## [GIVEN PROBLEM]
Copy out all the lines where "noch" shows up.

───── RECORDS TO USE

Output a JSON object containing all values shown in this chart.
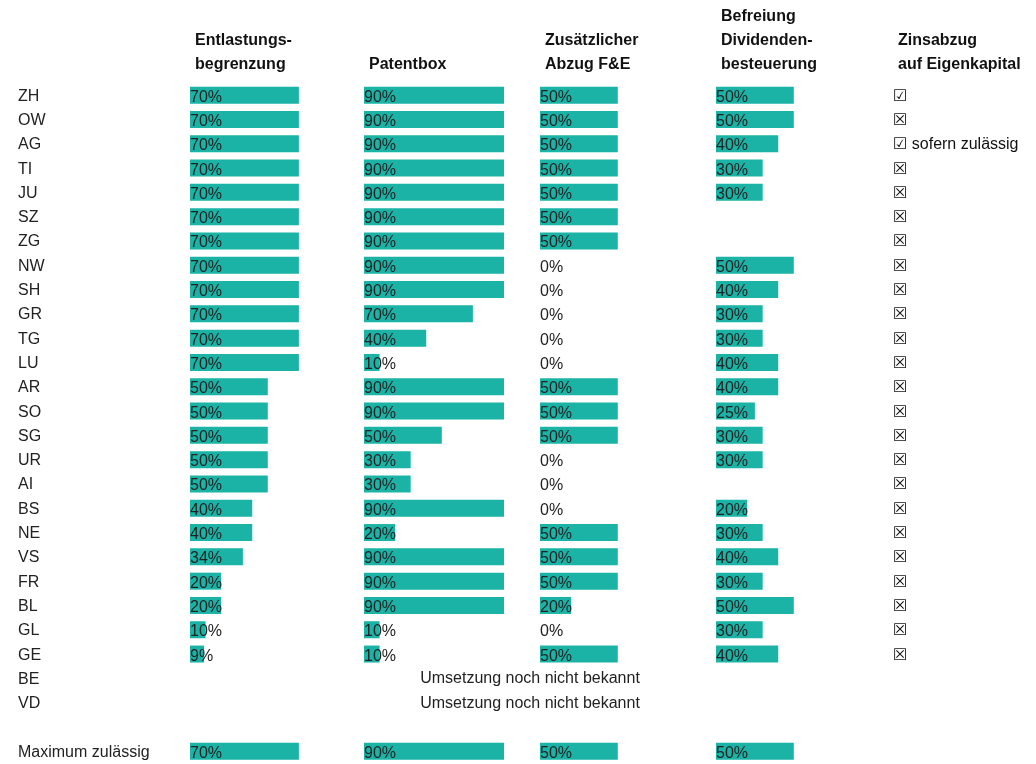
{
  "chart_data": [
    {
      "type": "bar",
      "orientation": "horizontal",
      "title": "Entlastungs-\nbegrenzung",
      "color": "#1ab3a6",
      "tick_labels": "y",
      "categories": [
        "ZH",
        "OW",
        "AG",
        "TI",
        "JU",
        "SZ",
        "ZG",
        "NW",
        "SH",
        "GR",
        "TG",
        "LU",
        "AR",
        "SO",
        "SG",
        "UR",
        "AI",
        "BS",
        "NE",
        "VS",
        "FR",
        "BL",
        "GL",
        "GE",
        "BE",
        "VD",
        null,
        "Maximum zulässig"
      ],
      "values": [
        70,
        70,
        70,
        70,
        70,
        70,
        70,
        70,
        70,
        70,
        70,
        70,
        50,
        50,
        50,
        50,
        50,
        40,
        40,
        34,
        20,
        20,
        10,
        9,
        null,
        null,
        null,
        70
      ],
      "value_labels": [
        "70%",
        "70%",
        "70%",
        "70%",
        "70%",
        "70%",
        "70%",
        "70%",
        "70%",
        "70%",
        "70%",
        "70%",
        "50%",
        "50%",
        "50%",
        "50%",
        "50%",
        "40%",
        "40%",
        "34%",
        "20%",
        "20%",
        "10%",
        "9%",
        null,
        null,
        null,
        "70%"
      ]
    },
    {
      "type": "bar",
      "orientation": "horizontal",
      "title": "Patentbox",
      "color": "#1ab3a6",
      "tick_labels": false,
      "values": [
        90,
        90,
        90,
        90,
        90,
        90,
        90,
        90,
        90,
        70,
        40,
        10,
        90,
        90,
        50,
        30,
        30,
        90,
        20,
        90,
        90,
        90,
        10,
        10,
        null,
        null,
        null,
        90
      ],
      "value_labels": [
        "90%",
        "90%",
        "90%",
        "90%",
        "90%",
        "90%",
        "90%",
        "90%",
        "90%",
        "70%",
        "40%",
        "10%",
        "90%",
        "90%",
        "50%",
        "30%",
        "30%",
        "90%",
        "20%",
        "90%",
        "90%",
        "90%",
        "10%",
        "10%",
        null,
        null,
        null,
        "90%"
      ],
      "annotations": [
        "Umsetzung noch nicht bekannt",
        "Umsetzung noch nicht bekannt"
      ]
    },
    {
      "type": "bar",
      "orientation": "horizontal",
      "title": "Zusätzlicher\nAbzug F&E",
      "color": "#1ab3a6",
      "tick_labels": false,
      "values": [
        50,
        50,
        50,
        50,
        50,
        50,
        50,
        0,
        0,
        0,
        0,
        0,
        50,
        50,
        50,
        0,
        0,
        0,
        50,
        50,
        50,
        20,
        0,
        50,
        null,
        null,
        null,
        50
      ],
      "value_labels": [
        "50%",
        "50%",
        "50%",
        "50%",
        "50%",
        "50%",
        "50%",
        "0%",
        "0%",
        "0%",
        "0%",
        "0%",
        "50%",
        "50%",
        "50%",
        "0%",
        "0%",
        "0%",
        "50%",
        "50%",
        "50%",
        "20%",
        "0%",
        "50%",
        null,
        null,
        null,
        "50%"
      ]
    },
    {
      "type": "bar",
      "orientation": "horizontal",
      "title": "Befreiung\nDividenden-\nbesteuerung",
      "color": "#1ab3a6",
      "tick_labels": false,
      "values": [
        50,
        50,
        40,
        30,
        30,
        null,
        null,
        50,
        40,
        30,
        30,
        40,
        40,
        25,
        30,
        30,
        null,
        20,
        30,
        40,
        30,
        50,
        30,
        40,
        null,
        null,
        null,
        50
      ],
      "value_labels": [
        "50%",
        "50%",
        "40%",
        "30%",
        "30%",
        null,
        null,
        "50%",
        "40%",
        "30%",
        "30%",
        "40%",
        "40%",
        "25%",
        "30%",
        "30%",
        null,
        "20%",
        "30%",
        "40%",
        "30%",
        "50%",
        "30%",
        "40%",
        null,
        null,
        null,
        "50%"
      ]
    },
    {
      "type": "other",
      "title": "Zinsabzug\nauf Eigenkapital",
      "annotations": [
        "☑",
        "☒",
        "☑ sofern zulässig",
        "☒",
        "☒",
        "☒",
        "☒",
        "☒",
        "☒",
        "☒",
        "☒",
        "☒",
        "☒",
        "☒",
        "☒",
        "☒",
        "☒",
        "☒",
        "☒",
        "☒",
        "☒",
        "☒",
        "☒",
        "☒"
      ]
    }
  ]
}
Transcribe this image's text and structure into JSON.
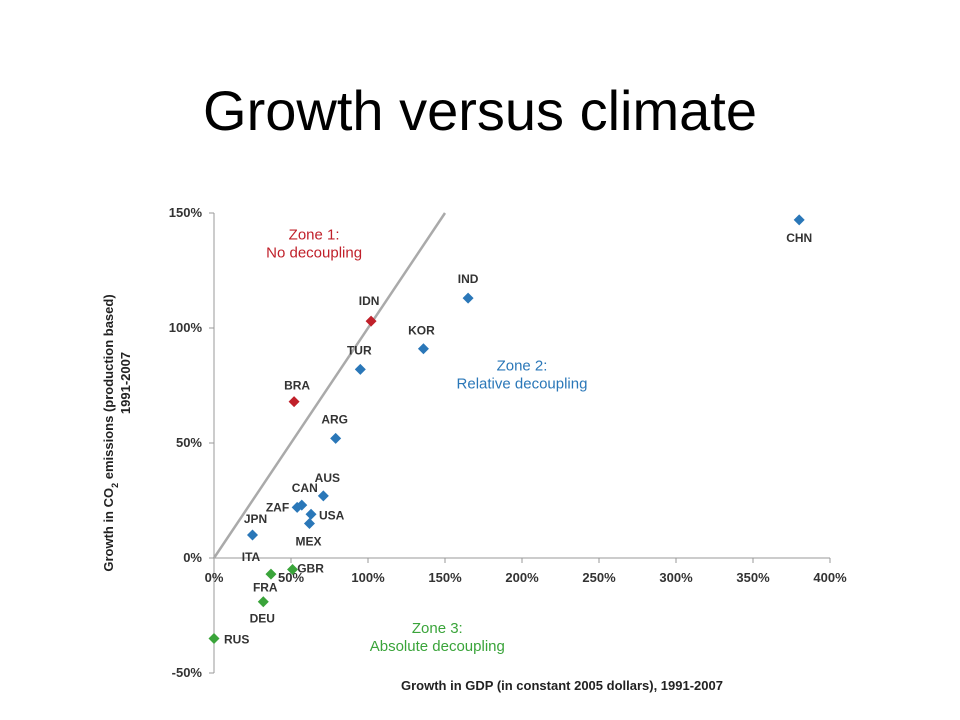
{
  "slide": {
    "title": "Growth versus climate"
  },
  "chart_data": {
    "type": "scatter",
    "title": "",
    "xlabel": "Growth in GDP (in constant 2005 dollars), 1991-2007",
    "ylabel_line1": "Growth in CO",
    "ylabel_sub": "2",
    "ylabel_line1_rest": " emissions (production based)",
    "ylabel_line2": "1991-2007",
    "xlim": [
      0,
      400
    ],
    "ylim": [
      -50,
      150
    ],
    "x_ticks": [
      "0%",
      "50%",
      "100%",
      "150%",
      "200%",
      "250%",
      "300%",
      "350%",
      "400%"
    ],
    "x_tick_values": [
      0,
      50,
      100,
      150,
      200,
      250,
      300,
      350,
      400
    ],
    "y_ticks": [
      "150%",
      "100%",
      "50%",
      "0%",
      "-50%"
    ],
    "y_tick_values": [
      150,
      100,
      50,
      0,
      -50
    ],
    "reference_line": {
      "from": [
        0,
        0
      ],
      "to": [
        150,
        150
      ]
    },
    "colors": {
      "zone1": "#c0202a",
      "zone2": "#2a77b8",
      "zone3": "#3aa43a",
      "line": "#aaaaaa",
      "axis": "#999999"
    },
    "zones": [
      {
        "line1": "Zone 1:",
        "line2": "No decoupling",
        "color": "#c0202a",
        "x": 65,
        "y": 135
      },
      {
        "line1": "Zone 2:",
        "line2": "Relative decoupling",
        "color": "#2a77b8",
        "x": 200,
        "y": 78
      },
      {
        "line1": "Zone 3:",
        "line2": "Absolute decoupling",
        "color": "#3aa43a",
        "x": 145,
        "y": -36
      }
    ],
    "points": [
      {
        "label": "CHN",
        "x": 380,
        "y": 147,
        "zone": 2,
        "ldx": 0,
        "ldy": 22,
        "anchor": "middle"
      },
      {
        "label": "IND",
        "x": 165,
        "y": 113,
        "zone": 2,
        "ldx": 0,
        "ldy": -15,
        "anchor": "middle"
      },
      {
        "label": "IDN",
        "x": 102,
        "y": 103,
        "zone": 1,
        "ldx": -2,
        "ldy": -16,
        "anchor": "middle"
      },
      {
        "label": "KOR",
        "x": 136,
        "y": 91,
        "zone": 2,
        "ldx": -2,
        "ldy": -14,
        "anchor": "middle"
      },
      {
        "label": "TUR",
        "x": 95,
        "y": 82,
        "zone": 2,
        "ldx": -1,
        "ldy": -15,
        "anchor": "middle"
      },
      {
        "label": "BRA",
        "x": 52,
        "y": 68,
        "zone": 1,
        "ldx": 3,
        "ldy": -12,
        "anchor": "middle"
      },
      {
        "label": "ARG",
        "x": 79,
        "y": 52,
        "zone": 2,
        "ldx": -1,
        "ldy": -15,
        "anchor": "middle"
      },
      {
        "label": "AUS",
        "x": 71,
        "y": 27,
        "zone": 2,
        "ldx": 4,
        "ldy": -14,
        "anchor": "middle"
      },
      {
        "label": "CAN",
        "x": 57,
        "y": 23,
        "zone": 2,
        "ldx": 3,
        "ldy": -13,
        "anchor": "middle"
      },
      {
        "label": "ZAF",
        "x": 54,
        "y": 22,
        "zone": 2,
        "ldx": -8,
        "ldy": 4,
        "anchor": "end"
      },
      {
        "label": "USA",
        "x": 63,
        "y": 19,
        "zone": 2,
        "ldx": 8,
        "ldy": 5,
        "anchor": "start"
      },
      {
        "label": "MEX",
        "x": 62,
        "y": 15,
        "zone": 2,
        "ldx": -1,
        "ldy": 22,
        "anchor": "middle"
      },
      {
        "label": "JPN",
        "x": 25,
        "y": 10,
        "zone": 2,
        "ldx": 3,
        "ldy": -12,
        "anchor": "middle"
      },
      {
        "label": "ITA",
        "x": 37,
        "y": -7,
        "zone": 3,
        "ldx": -20,
        "ldy": -13,
        "anchor": "middle"
      },
      {
        "label": "GBR",
        "x": 51,
        "y": -5,
        "zone": 3,
        "ldx": 18,
        "ldy": 3,
        "anchor": "middle"
      },
      {
        "label": "FRA",
        "x": 32,
        "y": -19,
        "zone": 3,
        "ldx": 2,
        "ldy": -10,
        "anchor": "middle"
      },
      {
        "label": "DEU",
        "x": 32,
        "y": -19,
        "zone": 3,
        "ldx": -1,
        "ldy": 21,
        "anchor": "middle"
      },
      {
        "label": "RUS",
        "x": 0,
        "y": -35,
        "zone": 3,
        "ldx": 10,
        "ldy": 5,
        "anchor": "start"
      }
    ]
  }
}
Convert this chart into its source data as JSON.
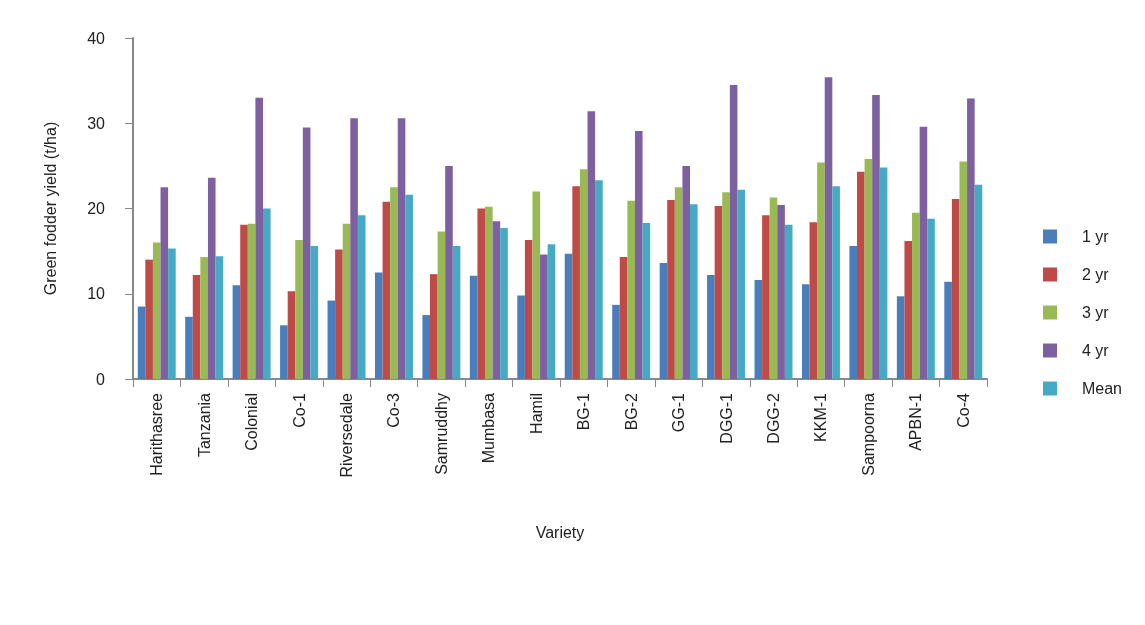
{
  "chart_data": {
    "type": "bar",
    "xlabel": "Variety",
    "ylabel": "Green fodder yield (t/ha)",
    "categories": [
      "Harithasree",
      "Tanzania",
      "Colonial",
      "Co-1",
      "Riversedale",
      "Co-3",
      "Samruddhy",
      "Mumbasa",
      "Hamil",
      "BG-1",
      "BG-2",
      "GG-1",
      "DGG-1",
      "DGG-2",
      "KKM-1",
      "Sampoorna",
      "APBN-1",
      "Co-4"
    ],
    "series": [
      {
        "name": "1 yr",
        "color": "#4a7ebb",
        "values": [
          8.5,
          7.3,
          11,
          6.3,
          9.2,
          12.5,
          7.5,
          12.1,
          9.8,
          14.7,
          8.7,
          13.6,
          12.2,
          11.6,
          11.1,
          15.6,
          9.7,
          11.4
        ]
      },
      {
        "name": "2 yr",
        "color": "#be4b48",
        "values": [
          14,
          12.2,
          18.1,
          10.3,
          15.2,
          20.8,
          12.3,
          20,
          16.3,
          22.6,
          14.3,
          21,
          20.3,
          19.2,
          18.4,
          24.3,
          16.2,
          21.1
        ]
      },
      {
        "name": "3 yr",
        "color": "#98b954",
        "values": [
          16,
          14.3,
          18.2,
          16.3,
          18.2,
          22.5,
          17.3,
          20.2,
          22,
          24.6,
          20.9,
          22.5,
          21.9,
          21.3,
          25.4,
          25.8,
          19.5,
          25.5
        ]
      },
      {
        "name": "4 yr",
        "color": "#7d60a0",
        "values": [
          22.5,
          23.6,
          33,
          29.5,
          30.6,
          30.6,
          25,
          18.5,
          14.6,
          31.4,
          29.1,
          25,
          34.5,
          20.4,
          35.4,
          33.3,
          29.6,
          32.9
        ]
      },
      {
        "name": "Mean",
        "color": "#46aac5",
        "values": [
          15.3,
          14.4,
          20,
          15.6,
          19.2,
          21.6,
          15.6,
          17.7,
          15.8,
          23.3,
          18.3,
          20.5,
          22.2,
          18.1,
          22.6,
          24.8,
          18.8,
          22.8
        ]
      }
    ],
    "ylim": [
      0,
      40
    ],
    "yticks": [
      0,
      10,
      20,
      30,
      40
    ],
    "grid": false,
    "legend": "right"
  }
}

──────────

## [SOLUTION TO THIS EXERCISE]
        "Umsetzung noch nicht bekannt",
        "Umsetzung noch nicht bekannt"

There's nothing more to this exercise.